OBJECTIVE
Write out the material exactly, with the pictures left out.

DATA TO USE

▼▼▼

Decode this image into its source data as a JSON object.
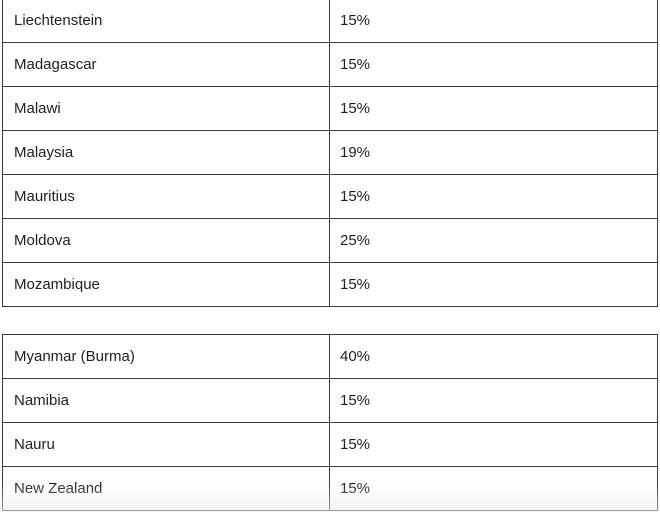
{
  "tables": [
    {
      "rows": [
        {
          "country": "Liechtenstein",
          "rate": "15%"
        },
        {
          "country": "Madagascar",
          "rate": "15%"
        },
        {
          "country": "Malawi",
          "rate": "15%"
        },
        {
          "country": "Malaysia",
          "rate": "19%"
        },
        {
          "country": "Mauritius",
          "rate": "15%"
        },
        {
          "country": "Moldova",
          "rate": "25%"
        },
        {
          "country": "Mozambique",
          "rate": "15%"
        }
      ]
    },
    {
      "rows": [
        {
          "country": "Myanmar (Burma)",
          "rate": "40%"
        },
        {
          "country": "Namibia",
          "rate": "15%"
        },
        {
          "country": "Nauru",
          "rate": "15%"
        },
        {
          "country": "New Zealand",
          "rate": "15%"
        }
      ]
    }
  ]
}
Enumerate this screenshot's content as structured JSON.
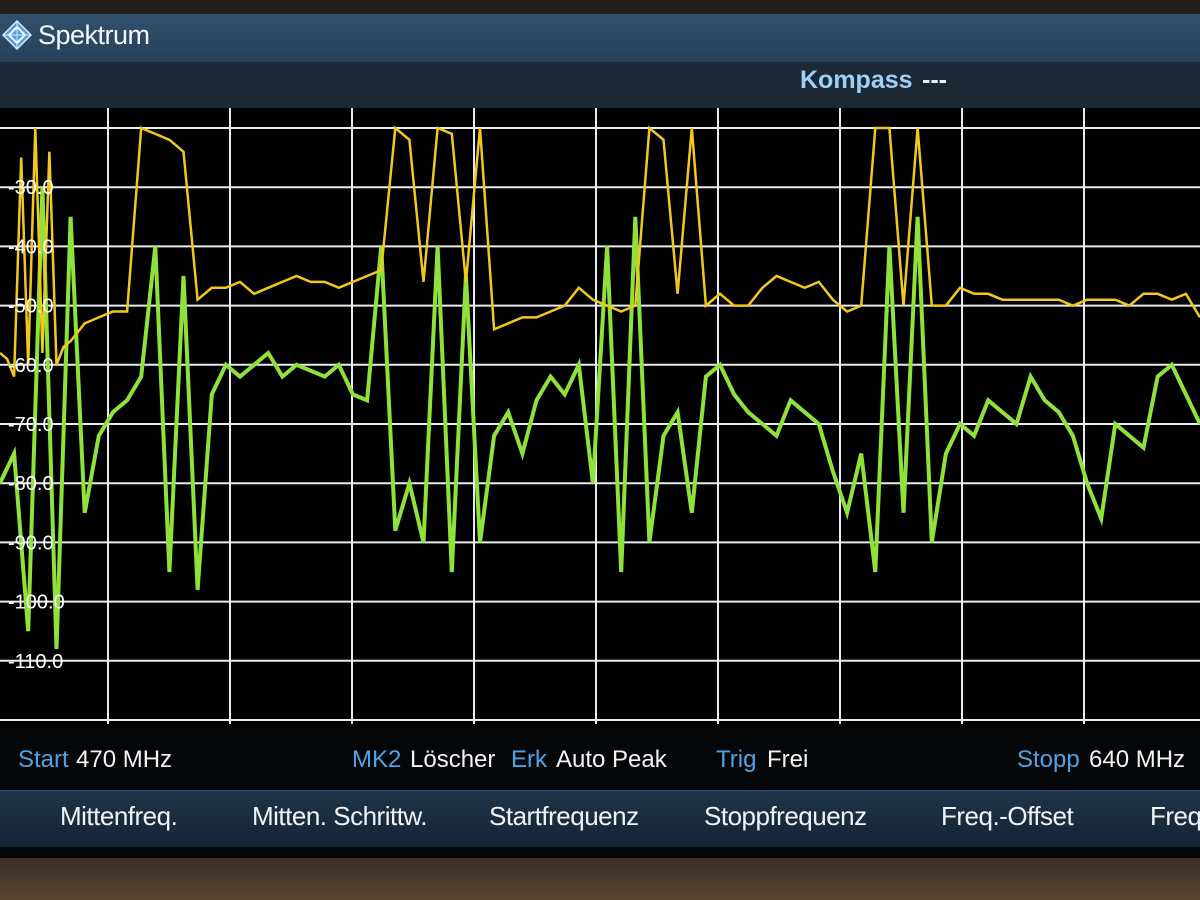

▲▲▲

RESPONSE TO THE EXERCISE
Decode this image into its source data as a JSON object.
{
  "tables": [
    {
      "rows": [
        {
          "country": "Liechtenstein",
          "rate": "15%"
        },
        {
          "country": "Madagascar",
          "rate": "15%"
        },
        {
          "country": "Malawi",
          "rate": "15%"
        },
        {
          "country": "Malaysia",
          "rate": "19%"
        },
        {
          "country": "Mauritius",
          "rate": "15%"
        },
        {
          "country": "Moldova",
          "rate": "25%"
        },
        {
          "country": "Mozambique",
          "rate": "15%"
        }
      ]
    },
    {
      "rows": [
        {
          "country": "Myanmar (Burma)",
          "rate": "40%"
        },
        {
          "country": "Namibia",
          "rate": "15%"
        },
        {
          "country": "Nauru",
          "rate": "15%"
        },
        {
          "country": "New Zealand",
          "rate": "15%"
        }
      ]
    }
  ]
}
Enumerate this screenshot's content as structured JSON.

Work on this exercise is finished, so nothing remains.